**** Material to process ****

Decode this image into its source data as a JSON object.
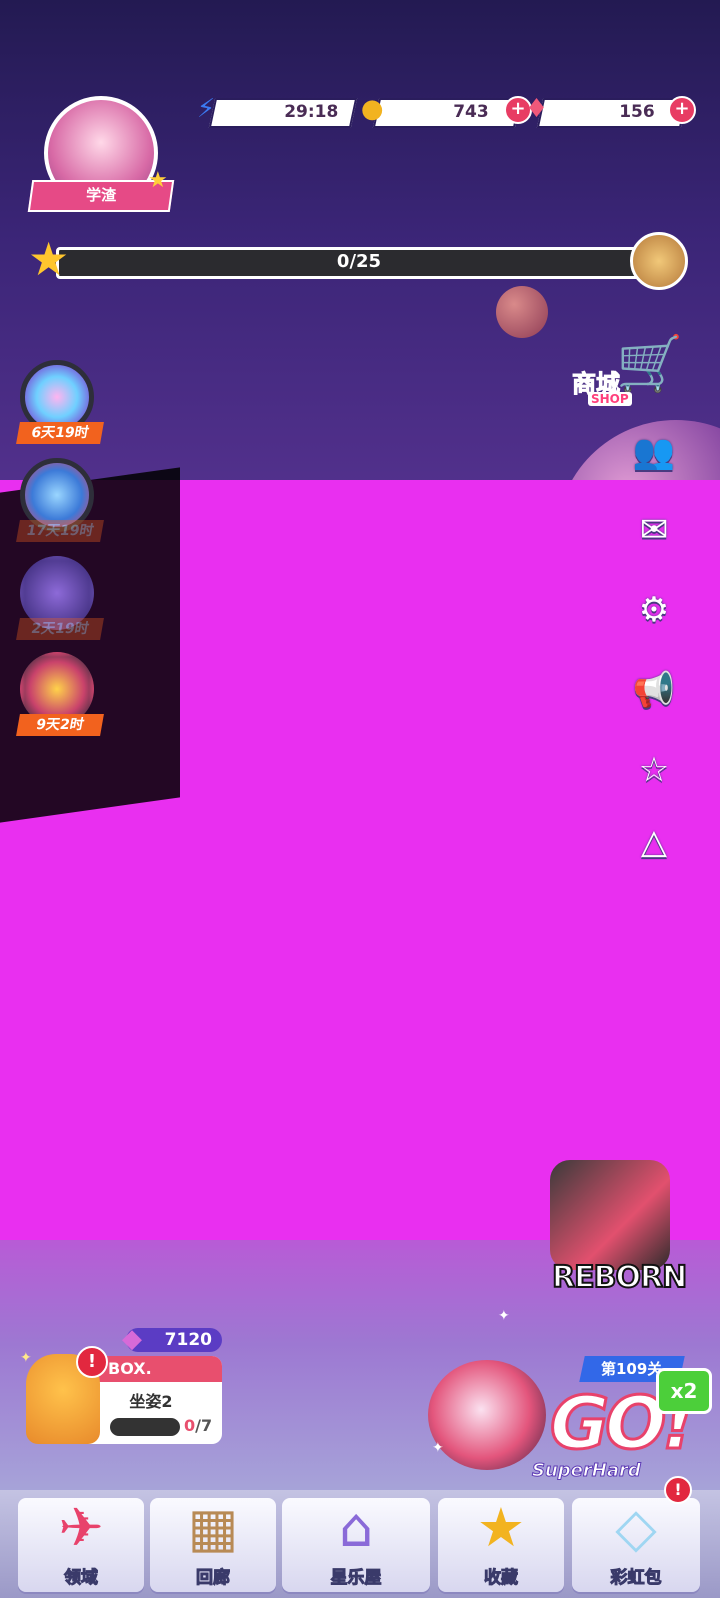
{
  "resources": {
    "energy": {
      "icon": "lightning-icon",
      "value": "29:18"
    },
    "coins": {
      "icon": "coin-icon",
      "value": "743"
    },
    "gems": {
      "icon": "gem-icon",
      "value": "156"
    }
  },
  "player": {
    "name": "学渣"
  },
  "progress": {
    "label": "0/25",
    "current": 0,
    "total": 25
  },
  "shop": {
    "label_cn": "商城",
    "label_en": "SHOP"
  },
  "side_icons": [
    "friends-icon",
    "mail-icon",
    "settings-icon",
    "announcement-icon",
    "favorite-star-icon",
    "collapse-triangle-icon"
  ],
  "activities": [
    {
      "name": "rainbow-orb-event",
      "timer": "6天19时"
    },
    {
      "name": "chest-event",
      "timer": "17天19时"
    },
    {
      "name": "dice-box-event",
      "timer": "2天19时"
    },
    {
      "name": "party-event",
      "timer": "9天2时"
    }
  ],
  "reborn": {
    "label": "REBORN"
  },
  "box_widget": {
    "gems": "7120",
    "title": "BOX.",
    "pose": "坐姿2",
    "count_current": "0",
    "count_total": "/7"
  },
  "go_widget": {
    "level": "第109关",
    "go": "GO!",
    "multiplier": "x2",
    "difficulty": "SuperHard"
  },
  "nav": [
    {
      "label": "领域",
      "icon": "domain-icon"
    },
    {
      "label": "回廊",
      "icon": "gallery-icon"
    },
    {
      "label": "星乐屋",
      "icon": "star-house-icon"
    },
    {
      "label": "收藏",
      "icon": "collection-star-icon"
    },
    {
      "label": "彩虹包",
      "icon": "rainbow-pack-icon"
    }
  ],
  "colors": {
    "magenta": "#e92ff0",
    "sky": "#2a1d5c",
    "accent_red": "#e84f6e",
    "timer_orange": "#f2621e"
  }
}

****
**** Material to process ****

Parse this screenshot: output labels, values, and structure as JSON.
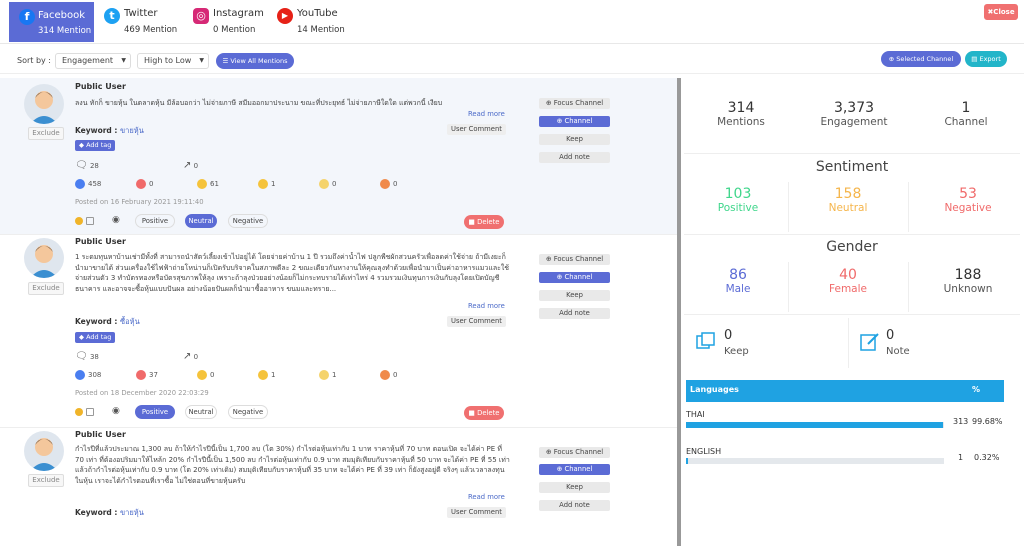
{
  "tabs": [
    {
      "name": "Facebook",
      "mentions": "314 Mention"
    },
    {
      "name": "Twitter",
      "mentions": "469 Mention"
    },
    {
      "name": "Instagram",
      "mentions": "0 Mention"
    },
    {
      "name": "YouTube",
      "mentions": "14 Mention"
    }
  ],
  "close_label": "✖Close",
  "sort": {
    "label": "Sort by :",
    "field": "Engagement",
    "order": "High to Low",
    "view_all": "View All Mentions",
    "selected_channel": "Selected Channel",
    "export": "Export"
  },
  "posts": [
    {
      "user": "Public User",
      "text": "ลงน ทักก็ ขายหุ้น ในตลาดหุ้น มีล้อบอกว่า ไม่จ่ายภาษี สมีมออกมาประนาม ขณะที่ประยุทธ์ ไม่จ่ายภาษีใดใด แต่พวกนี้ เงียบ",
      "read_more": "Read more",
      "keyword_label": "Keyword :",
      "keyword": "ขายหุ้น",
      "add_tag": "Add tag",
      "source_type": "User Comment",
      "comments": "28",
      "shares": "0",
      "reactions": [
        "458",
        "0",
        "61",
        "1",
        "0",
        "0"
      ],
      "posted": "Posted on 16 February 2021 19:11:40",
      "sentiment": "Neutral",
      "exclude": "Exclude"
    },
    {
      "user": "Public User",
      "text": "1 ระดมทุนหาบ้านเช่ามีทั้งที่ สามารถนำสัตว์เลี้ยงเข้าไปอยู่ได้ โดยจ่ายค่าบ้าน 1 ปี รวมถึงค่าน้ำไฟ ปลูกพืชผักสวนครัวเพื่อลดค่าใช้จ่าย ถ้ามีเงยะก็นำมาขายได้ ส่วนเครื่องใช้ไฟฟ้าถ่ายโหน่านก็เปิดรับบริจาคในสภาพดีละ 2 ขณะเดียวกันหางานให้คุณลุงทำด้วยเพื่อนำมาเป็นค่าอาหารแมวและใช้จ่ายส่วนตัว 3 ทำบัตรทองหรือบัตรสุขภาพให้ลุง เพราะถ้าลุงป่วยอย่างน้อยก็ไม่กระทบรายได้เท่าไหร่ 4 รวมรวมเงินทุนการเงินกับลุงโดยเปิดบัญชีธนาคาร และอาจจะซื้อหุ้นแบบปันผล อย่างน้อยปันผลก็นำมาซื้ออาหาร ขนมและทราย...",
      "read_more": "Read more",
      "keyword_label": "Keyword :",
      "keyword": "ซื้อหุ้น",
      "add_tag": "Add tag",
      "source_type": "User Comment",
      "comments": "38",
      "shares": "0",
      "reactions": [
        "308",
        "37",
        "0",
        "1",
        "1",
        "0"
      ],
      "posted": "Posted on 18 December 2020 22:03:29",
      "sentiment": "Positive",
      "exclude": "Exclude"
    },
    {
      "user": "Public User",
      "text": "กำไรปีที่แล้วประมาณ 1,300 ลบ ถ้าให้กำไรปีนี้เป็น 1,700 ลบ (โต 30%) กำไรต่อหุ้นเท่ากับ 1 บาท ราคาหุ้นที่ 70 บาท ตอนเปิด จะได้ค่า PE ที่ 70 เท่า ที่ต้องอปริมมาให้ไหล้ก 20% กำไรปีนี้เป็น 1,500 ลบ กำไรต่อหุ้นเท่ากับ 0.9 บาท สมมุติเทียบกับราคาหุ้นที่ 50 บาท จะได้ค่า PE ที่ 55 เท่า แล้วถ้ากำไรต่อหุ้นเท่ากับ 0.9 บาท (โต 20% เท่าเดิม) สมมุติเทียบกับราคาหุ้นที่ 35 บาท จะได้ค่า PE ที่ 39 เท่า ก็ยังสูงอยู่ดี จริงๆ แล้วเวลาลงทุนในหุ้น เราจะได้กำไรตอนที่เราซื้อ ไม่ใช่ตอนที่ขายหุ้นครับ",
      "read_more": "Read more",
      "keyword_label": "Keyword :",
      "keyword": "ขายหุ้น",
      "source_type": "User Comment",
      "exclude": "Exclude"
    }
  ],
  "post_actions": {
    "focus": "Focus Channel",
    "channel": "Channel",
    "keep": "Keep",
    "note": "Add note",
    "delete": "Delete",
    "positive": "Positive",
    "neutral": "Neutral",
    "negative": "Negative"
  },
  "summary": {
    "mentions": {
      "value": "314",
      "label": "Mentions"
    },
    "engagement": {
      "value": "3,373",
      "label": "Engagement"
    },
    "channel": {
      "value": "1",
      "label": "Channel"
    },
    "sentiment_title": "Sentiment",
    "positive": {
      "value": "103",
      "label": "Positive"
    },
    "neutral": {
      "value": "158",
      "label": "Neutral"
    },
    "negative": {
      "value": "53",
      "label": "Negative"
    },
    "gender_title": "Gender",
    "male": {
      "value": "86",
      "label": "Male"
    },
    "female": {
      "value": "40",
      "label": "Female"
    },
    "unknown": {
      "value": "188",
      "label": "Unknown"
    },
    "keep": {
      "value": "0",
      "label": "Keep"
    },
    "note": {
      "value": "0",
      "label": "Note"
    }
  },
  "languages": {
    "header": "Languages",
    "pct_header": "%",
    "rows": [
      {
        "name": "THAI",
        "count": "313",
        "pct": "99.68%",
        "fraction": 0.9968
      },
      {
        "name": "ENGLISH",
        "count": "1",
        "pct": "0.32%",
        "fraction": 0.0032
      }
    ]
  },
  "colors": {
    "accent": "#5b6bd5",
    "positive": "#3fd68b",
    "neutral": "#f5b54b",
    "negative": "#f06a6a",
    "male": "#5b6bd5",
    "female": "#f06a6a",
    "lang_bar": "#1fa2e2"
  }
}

****
**** Material to process ****

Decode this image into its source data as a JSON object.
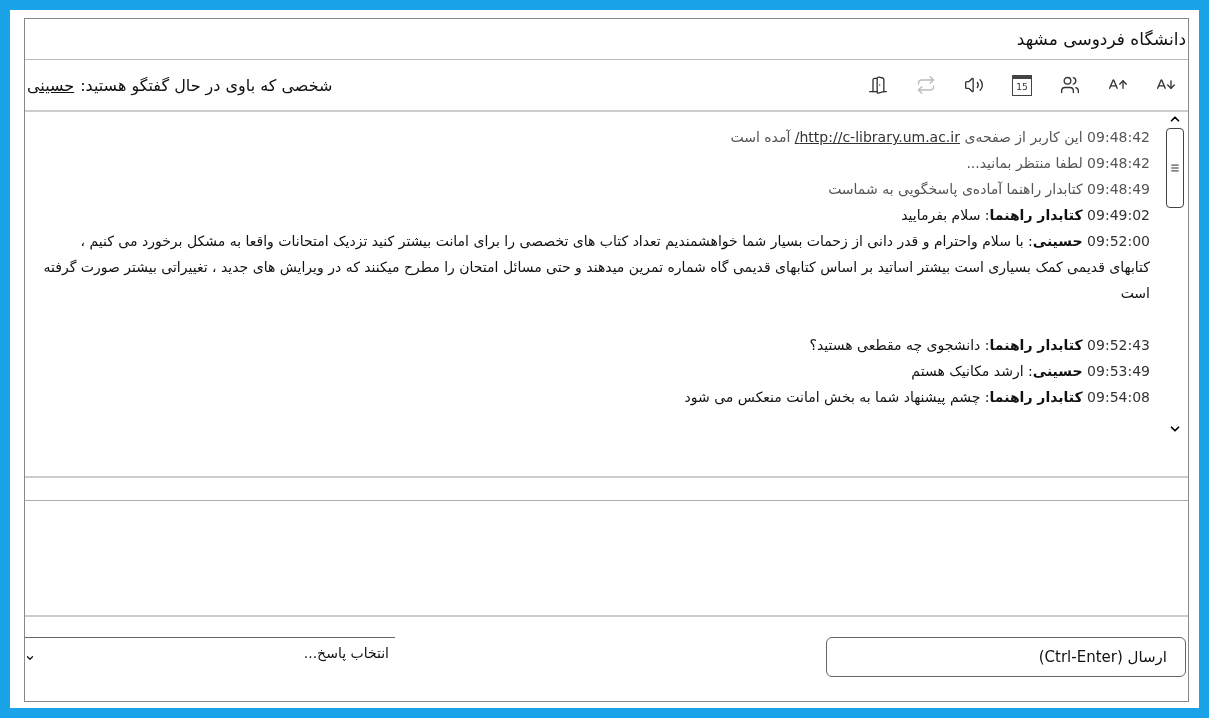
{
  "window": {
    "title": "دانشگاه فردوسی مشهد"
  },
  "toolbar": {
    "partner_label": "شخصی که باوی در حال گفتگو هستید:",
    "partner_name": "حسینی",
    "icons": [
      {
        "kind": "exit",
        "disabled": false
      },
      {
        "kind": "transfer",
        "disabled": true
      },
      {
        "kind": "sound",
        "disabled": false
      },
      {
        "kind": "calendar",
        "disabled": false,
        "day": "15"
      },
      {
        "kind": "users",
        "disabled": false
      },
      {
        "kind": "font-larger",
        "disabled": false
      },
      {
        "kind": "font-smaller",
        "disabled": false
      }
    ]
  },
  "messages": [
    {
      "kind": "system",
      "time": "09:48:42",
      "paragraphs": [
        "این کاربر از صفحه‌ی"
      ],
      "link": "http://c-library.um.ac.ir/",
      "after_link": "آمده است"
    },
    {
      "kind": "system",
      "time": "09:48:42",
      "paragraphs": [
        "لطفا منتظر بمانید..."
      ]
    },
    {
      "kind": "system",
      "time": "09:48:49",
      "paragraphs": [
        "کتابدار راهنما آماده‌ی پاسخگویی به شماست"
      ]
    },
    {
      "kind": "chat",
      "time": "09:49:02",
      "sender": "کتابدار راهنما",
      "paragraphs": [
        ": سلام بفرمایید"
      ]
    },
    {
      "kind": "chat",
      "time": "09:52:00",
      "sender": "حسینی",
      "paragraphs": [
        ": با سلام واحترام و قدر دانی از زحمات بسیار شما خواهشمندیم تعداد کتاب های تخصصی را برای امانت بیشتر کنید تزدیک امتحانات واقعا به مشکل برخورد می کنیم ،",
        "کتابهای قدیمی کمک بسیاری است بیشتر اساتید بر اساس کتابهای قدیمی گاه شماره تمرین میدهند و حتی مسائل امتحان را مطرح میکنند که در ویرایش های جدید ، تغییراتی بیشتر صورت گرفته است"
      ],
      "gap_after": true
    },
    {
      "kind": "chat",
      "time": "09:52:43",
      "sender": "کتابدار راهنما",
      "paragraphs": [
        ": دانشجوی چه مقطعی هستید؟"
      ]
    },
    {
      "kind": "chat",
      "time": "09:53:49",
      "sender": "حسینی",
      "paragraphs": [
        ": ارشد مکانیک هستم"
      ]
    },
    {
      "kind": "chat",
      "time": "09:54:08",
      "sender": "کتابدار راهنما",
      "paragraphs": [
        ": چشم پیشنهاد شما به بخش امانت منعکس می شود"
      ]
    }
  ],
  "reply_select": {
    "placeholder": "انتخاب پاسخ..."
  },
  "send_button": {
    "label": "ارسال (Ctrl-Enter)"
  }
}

****

- [Given exercise] Scan the material above for the word "هستید". Copy each line where it occurs.

- [Result]
    "partner_label": "شخصی که باوی در حال گفتگو هستید:",
        ": دانشجوی چه مقطعی هستید؟"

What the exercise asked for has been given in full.